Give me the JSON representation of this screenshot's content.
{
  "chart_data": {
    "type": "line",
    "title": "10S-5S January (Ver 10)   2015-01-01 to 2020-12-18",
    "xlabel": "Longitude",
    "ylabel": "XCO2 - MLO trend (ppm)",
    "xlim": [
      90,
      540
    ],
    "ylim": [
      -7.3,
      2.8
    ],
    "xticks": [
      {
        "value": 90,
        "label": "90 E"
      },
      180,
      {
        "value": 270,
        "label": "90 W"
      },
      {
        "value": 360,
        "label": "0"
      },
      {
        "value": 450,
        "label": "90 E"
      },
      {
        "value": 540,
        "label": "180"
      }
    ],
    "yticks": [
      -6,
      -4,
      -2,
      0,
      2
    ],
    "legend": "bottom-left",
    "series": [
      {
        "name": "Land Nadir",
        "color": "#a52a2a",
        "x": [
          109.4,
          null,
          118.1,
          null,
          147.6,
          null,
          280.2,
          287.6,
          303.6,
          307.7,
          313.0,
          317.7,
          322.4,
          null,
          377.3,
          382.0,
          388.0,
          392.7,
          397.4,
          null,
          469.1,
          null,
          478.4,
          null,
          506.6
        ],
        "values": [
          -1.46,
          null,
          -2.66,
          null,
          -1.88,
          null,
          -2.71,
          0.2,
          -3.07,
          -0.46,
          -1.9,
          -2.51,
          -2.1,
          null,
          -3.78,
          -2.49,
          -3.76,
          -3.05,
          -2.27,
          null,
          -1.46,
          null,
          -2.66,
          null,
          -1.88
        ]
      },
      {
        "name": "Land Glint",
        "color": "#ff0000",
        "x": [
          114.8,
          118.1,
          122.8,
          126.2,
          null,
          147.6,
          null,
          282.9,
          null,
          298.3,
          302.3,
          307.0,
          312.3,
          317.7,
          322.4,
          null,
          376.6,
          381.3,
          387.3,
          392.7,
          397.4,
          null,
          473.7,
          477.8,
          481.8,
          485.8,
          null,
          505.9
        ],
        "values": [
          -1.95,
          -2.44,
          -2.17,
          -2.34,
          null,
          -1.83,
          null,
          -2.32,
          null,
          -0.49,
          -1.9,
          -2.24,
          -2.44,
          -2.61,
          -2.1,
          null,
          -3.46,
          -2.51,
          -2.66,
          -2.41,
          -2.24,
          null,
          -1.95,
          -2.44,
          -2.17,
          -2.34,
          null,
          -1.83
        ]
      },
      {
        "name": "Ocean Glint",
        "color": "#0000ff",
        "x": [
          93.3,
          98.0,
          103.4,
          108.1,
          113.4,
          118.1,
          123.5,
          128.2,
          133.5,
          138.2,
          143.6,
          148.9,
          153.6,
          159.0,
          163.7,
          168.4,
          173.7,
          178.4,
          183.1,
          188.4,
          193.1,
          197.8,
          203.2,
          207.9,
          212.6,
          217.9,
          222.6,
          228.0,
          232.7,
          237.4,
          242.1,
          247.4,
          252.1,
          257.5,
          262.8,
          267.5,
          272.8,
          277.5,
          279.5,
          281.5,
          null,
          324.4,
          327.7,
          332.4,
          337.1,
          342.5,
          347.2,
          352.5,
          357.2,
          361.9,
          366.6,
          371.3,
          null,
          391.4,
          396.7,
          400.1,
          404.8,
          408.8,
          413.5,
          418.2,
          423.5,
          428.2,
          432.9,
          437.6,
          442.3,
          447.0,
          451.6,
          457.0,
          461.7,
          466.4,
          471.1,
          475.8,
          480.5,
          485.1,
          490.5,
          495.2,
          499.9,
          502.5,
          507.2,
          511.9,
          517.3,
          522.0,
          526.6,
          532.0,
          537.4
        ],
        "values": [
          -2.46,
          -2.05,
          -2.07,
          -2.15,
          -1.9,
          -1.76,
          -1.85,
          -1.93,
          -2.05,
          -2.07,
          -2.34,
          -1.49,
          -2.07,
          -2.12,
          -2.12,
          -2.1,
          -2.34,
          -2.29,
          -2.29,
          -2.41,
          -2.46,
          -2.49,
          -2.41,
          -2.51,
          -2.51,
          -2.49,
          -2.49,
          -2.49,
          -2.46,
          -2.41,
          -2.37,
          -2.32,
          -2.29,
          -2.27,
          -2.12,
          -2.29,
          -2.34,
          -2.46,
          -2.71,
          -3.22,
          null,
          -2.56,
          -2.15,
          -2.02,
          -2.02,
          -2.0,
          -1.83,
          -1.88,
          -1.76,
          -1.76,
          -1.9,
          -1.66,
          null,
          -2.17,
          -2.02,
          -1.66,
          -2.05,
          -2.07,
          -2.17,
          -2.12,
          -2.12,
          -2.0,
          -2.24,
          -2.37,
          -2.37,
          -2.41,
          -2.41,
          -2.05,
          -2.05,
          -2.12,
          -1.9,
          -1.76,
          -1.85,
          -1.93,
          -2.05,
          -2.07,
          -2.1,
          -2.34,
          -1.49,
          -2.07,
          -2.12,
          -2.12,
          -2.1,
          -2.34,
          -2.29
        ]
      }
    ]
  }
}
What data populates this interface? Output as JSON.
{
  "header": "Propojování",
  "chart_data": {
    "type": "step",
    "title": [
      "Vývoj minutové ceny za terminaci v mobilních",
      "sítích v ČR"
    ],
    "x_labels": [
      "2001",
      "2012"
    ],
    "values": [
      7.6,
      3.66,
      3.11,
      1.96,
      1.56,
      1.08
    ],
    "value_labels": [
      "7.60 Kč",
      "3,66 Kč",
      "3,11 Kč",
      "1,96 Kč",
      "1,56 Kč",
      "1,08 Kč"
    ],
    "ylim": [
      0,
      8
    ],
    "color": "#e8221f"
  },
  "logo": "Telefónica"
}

-=-=-=-=-

**To be done:**
Which lines hold the word "title"? Copy every one of them.

**Expected output:**
    "title": "10S-5S January (Ver 10)   2015-01-01 to 2020-12-18",
    "title": [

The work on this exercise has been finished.